## What is needed
Find and copy lines holding "ylabel".

## Data supplied
>> BEGIN
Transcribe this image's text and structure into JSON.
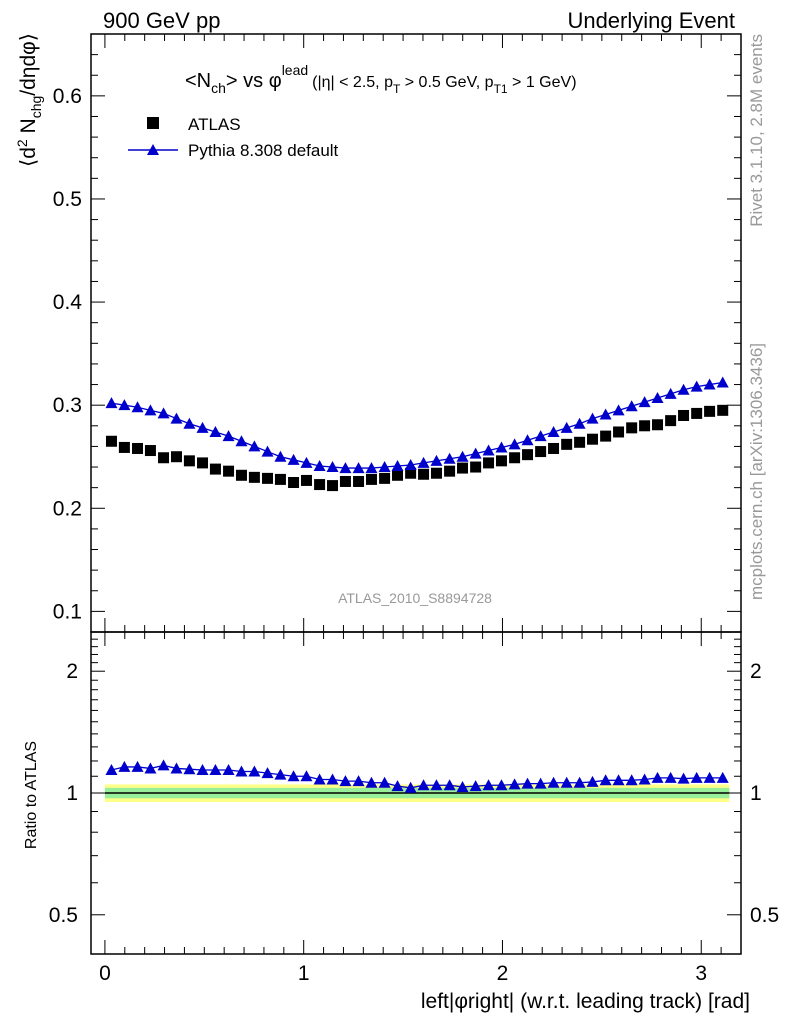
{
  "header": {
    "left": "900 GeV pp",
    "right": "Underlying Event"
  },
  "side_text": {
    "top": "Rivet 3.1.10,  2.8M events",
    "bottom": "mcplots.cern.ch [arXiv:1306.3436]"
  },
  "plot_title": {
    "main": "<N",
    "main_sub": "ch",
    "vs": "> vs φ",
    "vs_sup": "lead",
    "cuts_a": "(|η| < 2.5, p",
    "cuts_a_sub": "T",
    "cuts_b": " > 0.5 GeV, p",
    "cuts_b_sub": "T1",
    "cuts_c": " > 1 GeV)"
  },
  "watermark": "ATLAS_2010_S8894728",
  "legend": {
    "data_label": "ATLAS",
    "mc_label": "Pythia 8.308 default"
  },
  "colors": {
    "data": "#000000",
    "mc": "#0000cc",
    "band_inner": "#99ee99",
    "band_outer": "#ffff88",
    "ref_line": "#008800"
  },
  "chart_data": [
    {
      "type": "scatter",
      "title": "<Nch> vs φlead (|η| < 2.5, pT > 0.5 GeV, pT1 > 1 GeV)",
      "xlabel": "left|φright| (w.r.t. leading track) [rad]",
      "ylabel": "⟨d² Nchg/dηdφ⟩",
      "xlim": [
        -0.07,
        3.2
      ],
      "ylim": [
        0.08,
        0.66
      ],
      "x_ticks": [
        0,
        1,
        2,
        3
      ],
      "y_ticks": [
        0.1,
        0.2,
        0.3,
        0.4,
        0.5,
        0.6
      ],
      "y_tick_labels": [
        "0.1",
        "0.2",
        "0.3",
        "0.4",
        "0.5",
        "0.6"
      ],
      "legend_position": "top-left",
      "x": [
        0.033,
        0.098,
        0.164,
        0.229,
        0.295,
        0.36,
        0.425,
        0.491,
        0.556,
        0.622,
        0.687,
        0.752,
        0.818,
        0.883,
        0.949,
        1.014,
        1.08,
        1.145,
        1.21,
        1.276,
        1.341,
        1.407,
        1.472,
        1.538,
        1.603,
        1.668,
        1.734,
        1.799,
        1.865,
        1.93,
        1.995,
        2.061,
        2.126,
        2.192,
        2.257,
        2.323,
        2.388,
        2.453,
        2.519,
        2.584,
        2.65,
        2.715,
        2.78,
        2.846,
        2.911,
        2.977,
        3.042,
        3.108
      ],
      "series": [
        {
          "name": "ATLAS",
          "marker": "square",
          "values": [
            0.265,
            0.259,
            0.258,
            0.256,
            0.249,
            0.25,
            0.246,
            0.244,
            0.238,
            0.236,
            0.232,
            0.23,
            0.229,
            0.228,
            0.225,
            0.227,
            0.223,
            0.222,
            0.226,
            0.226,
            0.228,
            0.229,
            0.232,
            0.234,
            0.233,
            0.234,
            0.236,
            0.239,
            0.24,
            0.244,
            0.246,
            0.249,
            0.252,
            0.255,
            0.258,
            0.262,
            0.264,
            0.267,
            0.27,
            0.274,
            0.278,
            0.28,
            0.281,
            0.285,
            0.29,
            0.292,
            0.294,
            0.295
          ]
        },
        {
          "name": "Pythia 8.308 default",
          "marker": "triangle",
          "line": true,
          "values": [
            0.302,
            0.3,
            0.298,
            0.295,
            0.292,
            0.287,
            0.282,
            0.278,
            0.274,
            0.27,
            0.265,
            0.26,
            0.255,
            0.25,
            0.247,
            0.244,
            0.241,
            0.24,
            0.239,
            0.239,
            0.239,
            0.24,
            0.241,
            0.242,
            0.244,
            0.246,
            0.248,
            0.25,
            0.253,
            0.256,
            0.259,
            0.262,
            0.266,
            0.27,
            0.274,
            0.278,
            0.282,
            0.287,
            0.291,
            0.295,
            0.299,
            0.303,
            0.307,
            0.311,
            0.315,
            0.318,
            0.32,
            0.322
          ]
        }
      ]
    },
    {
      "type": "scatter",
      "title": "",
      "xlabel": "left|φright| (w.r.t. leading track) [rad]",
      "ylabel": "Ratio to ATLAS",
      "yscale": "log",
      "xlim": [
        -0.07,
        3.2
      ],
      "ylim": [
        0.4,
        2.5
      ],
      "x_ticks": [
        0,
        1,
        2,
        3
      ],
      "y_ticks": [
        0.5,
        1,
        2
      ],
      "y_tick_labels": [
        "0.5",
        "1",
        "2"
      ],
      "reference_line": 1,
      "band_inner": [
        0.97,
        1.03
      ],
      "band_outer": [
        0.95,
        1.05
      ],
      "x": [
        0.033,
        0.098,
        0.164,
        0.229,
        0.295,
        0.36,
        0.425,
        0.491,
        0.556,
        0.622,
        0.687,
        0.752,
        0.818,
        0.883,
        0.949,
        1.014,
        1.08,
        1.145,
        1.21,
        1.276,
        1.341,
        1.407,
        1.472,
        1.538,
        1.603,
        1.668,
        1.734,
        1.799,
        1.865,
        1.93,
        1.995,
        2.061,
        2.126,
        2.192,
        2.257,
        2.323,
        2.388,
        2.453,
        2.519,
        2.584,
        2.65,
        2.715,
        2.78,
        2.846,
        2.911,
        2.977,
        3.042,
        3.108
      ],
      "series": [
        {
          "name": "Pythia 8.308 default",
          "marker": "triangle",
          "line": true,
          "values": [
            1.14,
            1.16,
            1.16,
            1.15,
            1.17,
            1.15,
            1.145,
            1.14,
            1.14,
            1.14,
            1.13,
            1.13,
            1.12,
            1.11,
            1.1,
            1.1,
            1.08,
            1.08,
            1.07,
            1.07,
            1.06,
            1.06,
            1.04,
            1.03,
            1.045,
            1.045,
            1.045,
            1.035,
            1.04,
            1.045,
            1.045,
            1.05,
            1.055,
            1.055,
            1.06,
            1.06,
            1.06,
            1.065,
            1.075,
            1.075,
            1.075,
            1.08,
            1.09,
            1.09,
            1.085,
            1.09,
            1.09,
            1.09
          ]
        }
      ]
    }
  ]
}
>> END
>> BEGIN
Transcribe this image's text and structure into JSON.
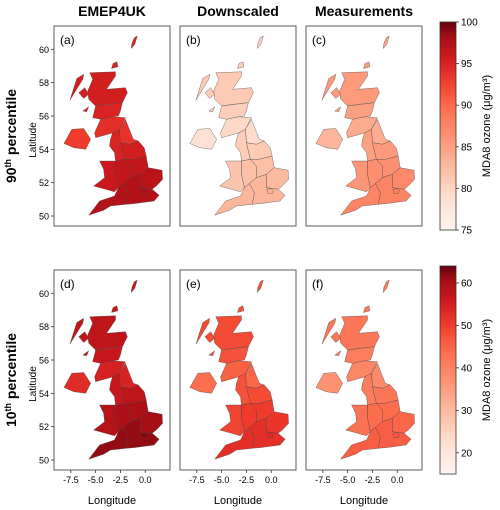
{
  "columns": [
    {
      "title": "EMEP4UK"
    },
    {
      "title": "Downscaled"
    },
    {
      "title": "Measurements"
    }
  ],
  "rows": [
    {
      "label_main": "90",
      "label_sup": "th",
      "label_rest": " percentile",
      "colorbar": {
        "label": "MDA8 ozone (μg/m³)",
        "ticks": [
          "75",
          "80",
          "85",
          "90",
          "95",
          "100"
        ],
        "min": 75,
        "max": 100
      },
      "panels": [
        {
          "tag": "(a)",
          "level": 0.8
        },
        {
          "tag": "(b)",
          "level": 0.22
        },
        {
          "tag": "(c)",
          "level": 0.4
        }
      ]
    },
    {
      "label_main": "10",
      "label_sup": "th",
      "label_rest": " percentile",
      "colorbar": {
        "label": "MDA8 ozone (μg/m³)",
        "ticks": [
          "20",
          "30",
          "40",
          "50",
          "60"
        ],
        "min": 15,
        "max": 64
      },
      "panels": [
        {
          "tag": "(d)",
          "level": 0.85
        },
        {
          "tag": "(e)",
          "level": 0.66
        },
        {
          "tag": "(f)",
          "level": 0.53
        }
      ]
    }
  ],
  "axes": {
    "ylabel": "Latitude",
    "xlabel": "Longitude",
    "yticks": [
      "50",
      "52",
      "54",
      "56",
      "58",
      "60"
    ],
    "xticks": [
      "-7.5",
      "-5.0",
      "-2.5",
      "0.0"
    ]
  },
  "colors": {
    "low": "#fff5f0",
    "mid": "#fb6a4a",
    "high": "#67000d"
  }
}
>> END
>> BEGIN
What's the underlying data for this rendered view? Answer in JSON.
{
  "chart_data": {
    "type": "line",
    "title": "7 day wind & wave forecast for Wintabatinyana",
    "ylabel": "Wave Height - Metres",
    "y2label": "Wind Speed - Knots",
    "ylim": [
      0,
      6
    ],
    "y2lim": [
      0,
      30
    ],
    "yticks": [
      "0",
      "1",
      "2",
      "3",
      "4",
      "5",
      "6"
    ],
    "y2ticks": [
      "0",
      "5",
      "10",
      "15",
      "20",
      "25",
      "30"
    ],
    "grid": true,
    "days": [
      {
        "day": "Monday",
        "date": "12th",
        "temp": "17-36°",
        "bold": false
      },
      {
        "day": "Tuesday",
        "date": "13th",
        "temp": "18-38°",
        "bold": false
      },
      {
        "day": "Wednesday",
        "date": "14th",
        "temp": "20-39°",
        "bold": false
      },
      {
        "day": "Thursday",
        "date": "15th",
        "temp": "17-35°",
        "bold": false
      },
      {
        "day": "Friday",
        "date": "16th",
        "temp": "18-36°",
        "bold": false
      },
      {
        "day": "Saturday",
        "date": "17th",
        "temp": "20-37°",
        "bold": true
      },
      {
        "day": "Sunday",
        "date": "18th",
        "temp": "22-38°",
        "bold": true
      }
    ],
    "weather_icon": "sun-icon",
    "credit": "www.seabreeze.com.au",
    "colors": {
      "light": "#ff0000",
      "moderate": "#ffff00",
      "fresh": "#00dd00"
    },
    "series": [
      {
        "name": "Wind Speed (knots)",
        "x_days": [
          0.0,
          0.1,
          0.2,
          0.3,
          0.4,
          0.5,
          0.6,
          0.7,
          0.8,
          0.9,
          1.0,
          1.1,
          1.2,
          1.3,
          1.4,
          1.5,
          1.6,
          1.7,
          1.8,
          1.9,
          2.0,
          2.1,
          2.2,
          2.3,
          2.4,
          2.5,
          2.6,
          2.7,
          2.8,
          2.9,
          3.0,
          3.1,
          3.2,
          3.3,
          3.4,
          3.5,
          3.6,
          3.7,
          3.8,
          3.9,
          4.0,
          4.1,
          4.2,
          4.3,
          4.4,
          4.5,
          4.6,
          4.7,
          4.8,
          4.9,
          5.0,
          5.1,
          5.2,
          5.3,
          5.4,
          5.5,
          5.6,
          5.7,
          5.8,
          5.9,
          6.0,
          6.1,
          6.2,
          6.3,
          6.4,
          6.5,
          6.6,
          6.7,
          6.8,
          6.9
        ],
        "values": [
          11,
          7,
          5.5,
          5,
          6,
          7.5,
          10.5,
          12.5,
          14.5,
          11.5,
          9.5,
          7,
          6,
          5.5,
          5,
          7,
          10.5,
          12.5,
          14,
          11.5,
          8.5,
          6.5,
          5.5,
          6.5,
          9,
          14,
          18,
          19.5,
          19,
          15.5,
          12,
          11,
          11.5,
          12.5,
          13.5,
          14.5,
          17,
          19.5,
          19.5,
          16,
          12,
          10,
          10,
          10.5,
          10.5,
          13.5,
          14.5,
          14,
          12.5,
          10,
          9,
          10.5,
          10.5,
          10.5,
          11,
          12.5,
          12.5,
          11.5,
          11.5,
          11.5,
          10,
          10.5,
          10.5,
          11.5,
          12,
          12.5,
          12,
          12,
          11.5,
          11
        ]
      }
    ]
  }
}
>> END
## Finished answer
      "ylabel": "⟨d² Nchg/dηdφ⟩",
      "ylabel": "Ratio to ATLAS",
    "ylabel": "Latitude",
    "ylabel": "Wave Height - Metres",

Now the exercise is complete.